Repeat each line exactly, leaving nothing out.

START Provided records

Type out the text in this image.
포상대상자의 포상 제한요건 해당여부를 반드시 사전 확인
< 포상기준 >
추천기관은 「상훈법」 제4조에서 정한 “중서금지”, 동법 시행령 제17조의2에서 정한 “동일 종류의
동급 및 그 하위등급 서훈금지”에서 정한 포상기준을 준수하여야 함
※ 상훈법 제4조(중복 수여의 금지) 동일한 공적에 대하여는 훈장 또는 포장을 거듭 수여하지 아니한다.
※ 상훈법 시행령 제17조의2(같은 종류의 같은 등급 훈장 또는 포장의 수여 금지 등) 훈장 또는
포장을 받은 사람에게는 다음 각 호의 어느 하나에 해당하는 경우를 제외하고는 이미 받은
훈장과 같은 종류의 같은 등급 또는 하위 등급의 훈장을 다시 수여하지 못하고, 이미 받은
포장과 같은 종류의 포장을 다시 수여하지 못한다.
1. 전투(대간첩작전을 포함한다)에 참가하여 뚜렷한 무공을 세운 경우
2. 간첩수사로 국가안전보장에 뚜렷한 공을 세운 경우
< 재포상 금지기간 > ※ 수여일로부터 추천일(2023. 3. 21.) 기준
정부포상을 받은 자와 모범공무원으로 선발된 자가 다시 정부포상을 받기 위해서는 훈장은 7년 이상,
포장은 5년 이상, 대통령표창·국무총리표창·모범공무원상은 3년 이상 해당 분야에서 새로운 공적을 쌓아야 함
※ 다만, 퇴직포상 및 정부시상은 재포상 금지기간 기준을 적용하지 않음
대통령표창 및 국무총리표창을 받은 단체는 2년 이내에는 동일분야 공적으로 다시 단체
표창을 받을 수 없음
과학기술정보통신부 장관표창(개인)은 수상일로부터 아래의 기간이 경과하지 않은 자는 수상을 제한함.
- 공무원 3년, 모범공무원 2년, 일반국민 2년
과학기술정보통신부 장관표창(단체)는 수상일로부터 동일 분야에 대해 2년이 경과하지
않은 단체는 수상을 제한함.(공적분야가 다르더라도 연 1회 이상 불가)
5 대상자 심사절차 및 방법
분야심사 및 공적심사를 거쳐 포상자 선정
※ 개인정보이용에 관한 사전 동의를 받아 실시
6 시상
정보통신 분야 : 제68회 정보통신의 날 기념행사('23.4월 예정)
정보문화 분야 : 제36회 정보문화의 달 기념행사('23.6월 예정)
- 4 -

END Provided records

Correct result –
Type out the text in this image.
포상대상자의 포상 제한요건 해당여부를 반드시 사전 확인
< 포상기준 >
추천기관은 「상훈법」 제4조에서 정한 “중서금지”, 동법 시행령 제17조의2에서 정한 “동일 종류의
동급 및 그 하위등급 서훈금지”에서 정한 포상기준을 준수하여야 함
※ 상훈법 제4조(중복 수여의 금지) 동일한 공적에 대하여는 훈장 또는 포장을 거듭 수여하지 아니한다.
※ 상훈법 시행령 제17조의2(같은 종류의 같은 등급 훈장 또는 포장의 수여 금지 등) 훈장 또는
포장을 받은 사람에게는 다음 각 호의 어느 하나에 해당하는 경우를 제외하고는 이미 받은
훈장과 같은 종류의 같은 등급 또는 하위 등급의 훈장을 다시 수여하지 못하고, 이미 받은
포장과 같은 종류의 포장을 다시 수여하지 못한다.
1. 전투(대간첩작전을 포함한다)에 참가하여 뚜렷한 무공을 세운 경우
2. 간첩수사로 국가안전보장에 뚜렷한 공을 세운 경우
< 재포상 금지기간 > ※ 수여일로부터 추천일(2023. 3. 21.) 기준
정부포상을 받은 자와 모범공무원으로 선발된 자가 다시 정부포상을 받기 위해서는 훈장은 7년 이상,
포장은 5년 이상, 대통령표창·국무총리표창·모범공무원상은 3년 이상 해당 분야에서 새로운 공적을 쌓아야 함
※ 다만, 퇴직포상 및 정부시상은 재포상 금지기간 기준을 적용하지 않음
대통령표창 및 국무총리표창을 받은 단체는 2년 이내에는 동일분야 공적으로 다시 단체
표창을 받을 수 없음
과학기술정보통신부 장관표창(개인)은 수상일로부터 아래의 기간이 경과하지 않은 자는 수상을 제한함.
- 공무원 3년, 모범공무원 2년, 일반국민 2년
과학기술정보통신부 장관표창(단체)는 수상일로부터 동일 분야에 대해 2년이 경과하지
않은 단체는 수상을 제한함.(공적분야가 다르더라도 연 1회 이상 불가)
5 대상자 심사절차 및 방법
분야심사 및 공적심사를 거쳐 포상자 선정
※ 개인정보이용에 관한 사전 동의를 받아 실시
6 시상
정보통신 분야 : 제68회 정보통신의 날 기념행사('23.4월 예정)
정보문화 분야 : 제36회 정보문화의 달 기념행사('23.6월 예정)
- 4 -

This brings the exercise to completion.